> _To be done_
Print the listing as it stands, omitting all images.

[Collected data entries]

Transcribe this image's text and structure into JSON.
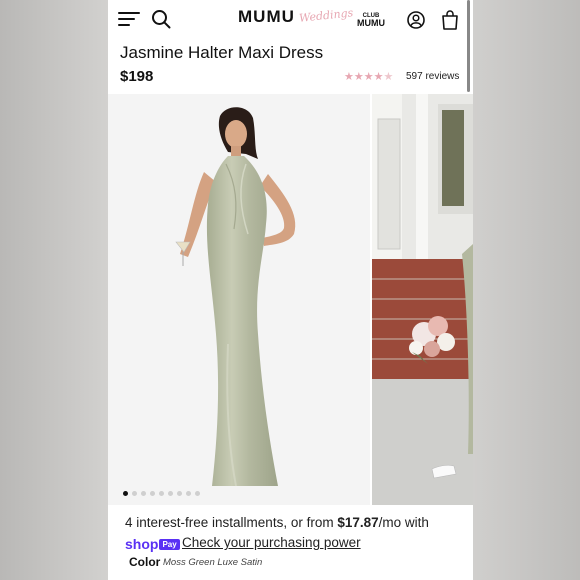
{
  "header": {
    "logo": "MUMU",
    "logo_script": "Weddings",
    "club_small": "CLUB",
    "club_big": "MUMU"
  },
  "product": {
    "title": "Jasmine Halter Maxi Dress",
    "price": "$198",
    "rating": 4.5,
    "rating_max": 5,
    "reviews": "597 reviews",
    "star_color": "#e7a7b2"
  },
  "gallery": {
    "image_count": 9,
    "current_index": 1
  },
  "payment": {
    "install_prefix": "4 interest-free installments, or from ",
    "install_amount": "$17.87",
    "install_suffix": "/mo with",
    "shop_text": "shop",
    "pay_badge": "Pay",
    "check_link": "Check your purchasing power",
    "accent": "#5a31f4"
  },
  "color": {
    "label": "Color",
    "value": "Moss Green Luxe Satin"
  },
  "icons": [
    "hamburger-menu-icon",
    "search-icon",
    "account-icon",
    "shopping-bag-icon"
  ]
}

> _Exercise response_
Transcribe this image's text and structure into JSON.
{
  "header": {
    "logo": "MUMU",
    "logo_script": "Weddings",
    "club_small": "CLUB",
    "club_big": "MUMU"
  },
  "product": {
    "title": "Jasmine Halter Maxi Dress",
    "price": "$198",
    "rating": 4.5,
    "rating_max": 5,
    "reviews": "597 reviews",
    "star_color": "#e7a7b2"
  },
  "gallery": {
    "image_count": 9,
    "current_index": 1
  },
  "payment": {
    "install_prefix": "4 interest-free installments, or from ",
    "install_amount": "$17.87",
    "install_suffix": "/mo with",
    "shop_text": "shop",
    "pay_badge": "Pay",
    "check_link": "Check your purchasing power",
    "accent": "#5a31f4"
  },
  "color": {
    "label": "Color",
    "value": "Moss Green Luxe Satin"
  },
  "icons": [
    "hamburger-menu-icon",
    "search-icon",
    "account-icon",
    "shopping-bag-icon"
  ]
}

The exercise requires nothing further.